Figure record listings:
######
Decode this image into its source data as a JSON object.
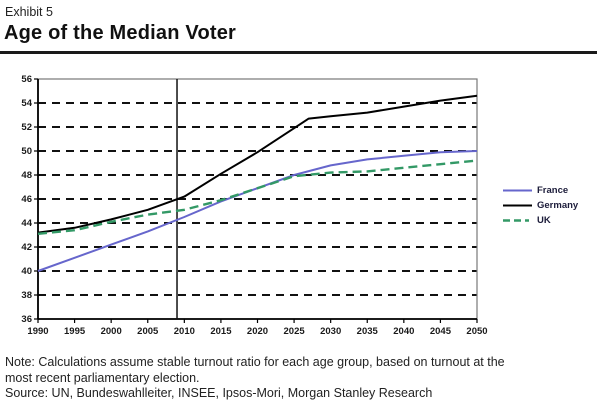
{
  "header": {
    "exhibit_label": "Exhibit 5",
    "title": "Age of the Median Voter"
  },
  "footer": {
    "note_line1": "Note: Calculations assume stable turnout ratio for each age group, based on turnout at the",
    "note_line2": "most recent parliamentary election.",
    "source": "Source: UN, Bundeswahlleiter, INSEE, Ipsos-Mori, Morgan Stanley Research"
  },
  "chart_data": {
    "type": "line",
    "title": "Age of the Median Voter",
    "xlabel": "",
    "ylabel": "",
    "xlim": [
      1990,
      2050
    ],
    "ylim": [
      36,
      56
    ],
    "x_ticks": [
      1990,
      1995,
      2000,
      2005,
      2010,
      2015,
      2020,
      2025,
      2030,
      2035,
      2040,
      2045,
      2050
    ],
    "y_ticks": [
      36,
      38,
      40,
      42,
      44,
      46,
      48,
      50,
      52,
      54,
      56
    ],
    "grid": "horizontal-dashed",
    "grid_color": "#111111",
    "frame_color": "#777777",
    "axis_color": "#000000",
    "reference_line_x": 2009,
    "legend_position": "right",
    "series": [
      {
        "name": "France",
        "color": "#6666cc",
        "dash": "solid",
        "x": [
          1990,
          1995,
          2000,
          2005,
          2010,
          2015,
          2020,
          2025,
          2030,
          2035,
          2040,
          2045,
          2050
        ],
        "values": [
          40.0,
          41.1,
          42.2,
          43.3,
          44.5,
          45.8,
          46.9,
          48.0,
          48.8,
          49.3,
          49.6,
          49.9,
          50.0
        ]
      },
      {
        "name": "Germany",
        "color": "#000000",
        "dash": "solid",
        "x": [
          1990,
          1995,
          2000,
          2005,
          2010,
          2015,
          2020,
          2025,
          2027,
          2030,
          2035,
          2040,
          2045,
          2050
        ],
        "values": [
          43.2,
          43.6,
          44.3,
          45.1,
          46.2,
          48.1,
          49.9,
          51.9,
          52.7,
          52.9,
          53.2,
          53.7,
          54.2,
          54.6
        ]
      },
      {
        "name": "UK",
        "color": "#339966",
        "dash": "dashed",
        "x": [
          1990,
          1995,
          2000,
          2005,
          2010,
          2015,
          2020,
          2025,
          2030,
          2035,
          2040,
          2045,
          2050
        ],
        "values": [
          43.1,
          43.4,
          44.1,
          44.7,
          45.1,
          45.9,
          46.9,
          47.9,
          48.2,
          48.3,
          48.6,
          48.9,
          49.2
        ]
      }
    ]
  }
}
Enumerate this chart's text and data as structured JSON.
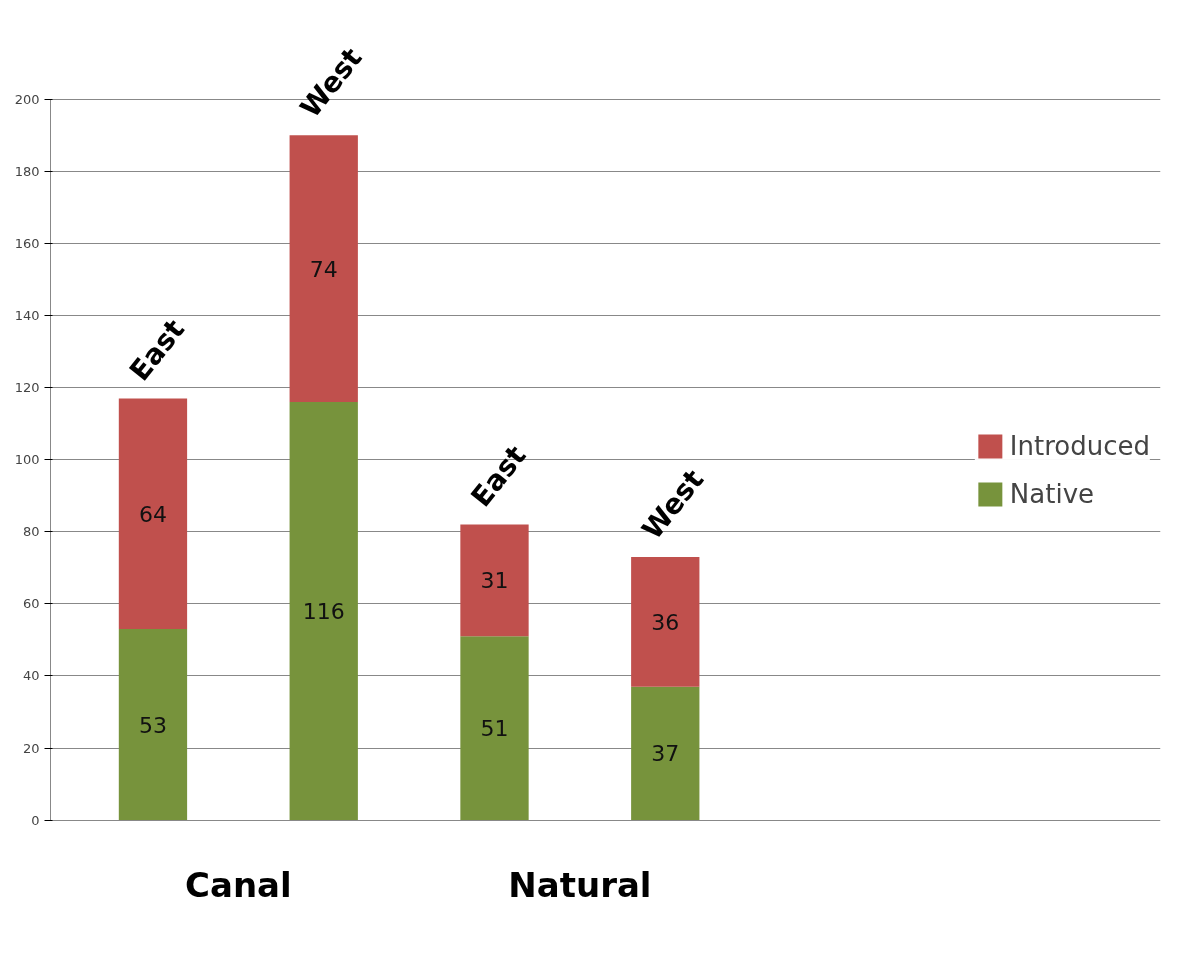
######
Task directions: Each entry must be retyped word for word, with every image omitted.

Solution for this task:
Decode this image into its source data as a JSON object.
{
  "header": {
    "exhibit_label": "Exhibit 5",
    "title": "Age of the Median Voter"
  },
  "footer": {
    "note_line1": "Note: Calculations assume stable turnout ratio for each age group, based on turnout at the",
    "note_line2": "most recent parliamentary election.",
    "source": "Source: UN, Bundeswahlleiter, INSEE, Ipsos-Mori, Morgan Stanley Research"
  },
  "chart_data": {
    "type": "line",
    "title": "Age of the Median Voter",
    "xlabel": "",
    "ylabel": "",
    "xlim": [
      1990,
      2050
    ],
    "ylim": [
      36,
      56
    ],
    "x_ticks": [
      1990,
      1995,
      2000,
      2005,
      2010,
      2015,
      2020,
      2025,
      2030,
      2035,
      2040,
      2045,
      2050
    ],
    "y_ticks": [
      36,
      38,
      40,
      42,
      44,
      46,
      48,
      50,
      52,
      54,
      56
    ],
    "grid": "horizontal-dashed",
    "grid_color": "#111111",
    "frame_color": "#777777",
    "axis_color": "#000000",
    "reference_line_x": 2009,
    "legend_position": "right",
    "series": [
      {
        "name": "France",
        "color": "#6666cc",
        "dash": "solid",
        "x": [
          1990,
          1995,
          2000,
          2005,
          2010,
          2015,
          2020,
          2025,
          2030,
          2035,
          2040,
          2045,
          2050
        ],
        "values": [
          40.0,
          41.1,
          42.2,
          43.3,
          44.5,
          45.8,
          46.9,
          48.0,
          48.8,
          49.3,
          49.6,
          49.9,
          50.0
        ]
      },
      {
        "name": "Germany",
        "color": "#000000",
        "dash": "solid",
        "x": [
          1990,
          1995,
          2000,
          2005,
          2010,
          2015,
          2020,
          2025,
          2027,
          2030,
          2035,
          2040,
          2045,
          2050
        ],
        "values": [
          43.2,
          43.6,
          44.3,
          45.1,
          46.2,
          48.1,
          49.9,
          51.9,
          52.7,
          52.9,
          53.2,
          53.7,
          54.2,
          54.6
        ]
      },
      {
        "name": "UK",
        "color": "#339966",
        "dash": "dashed",
        "x": [
          1990,
          1995,
          2000,
          2005,
          2010,
          2015,
          2020,
          2025,
          2030,
          2035,
          2040,
          2045,
          2050
        ],
        "values": [
          43.1,
          43.4,
          44.1,
          44.7,
          45.1,
          45.9,
          46.9,
          47.9,
          48.2,
          48.3,
          48.6,
          48.9,
          49.2
        ]
      }
    ]
  }
}
Enumerate this chart's text and data as structured JSON.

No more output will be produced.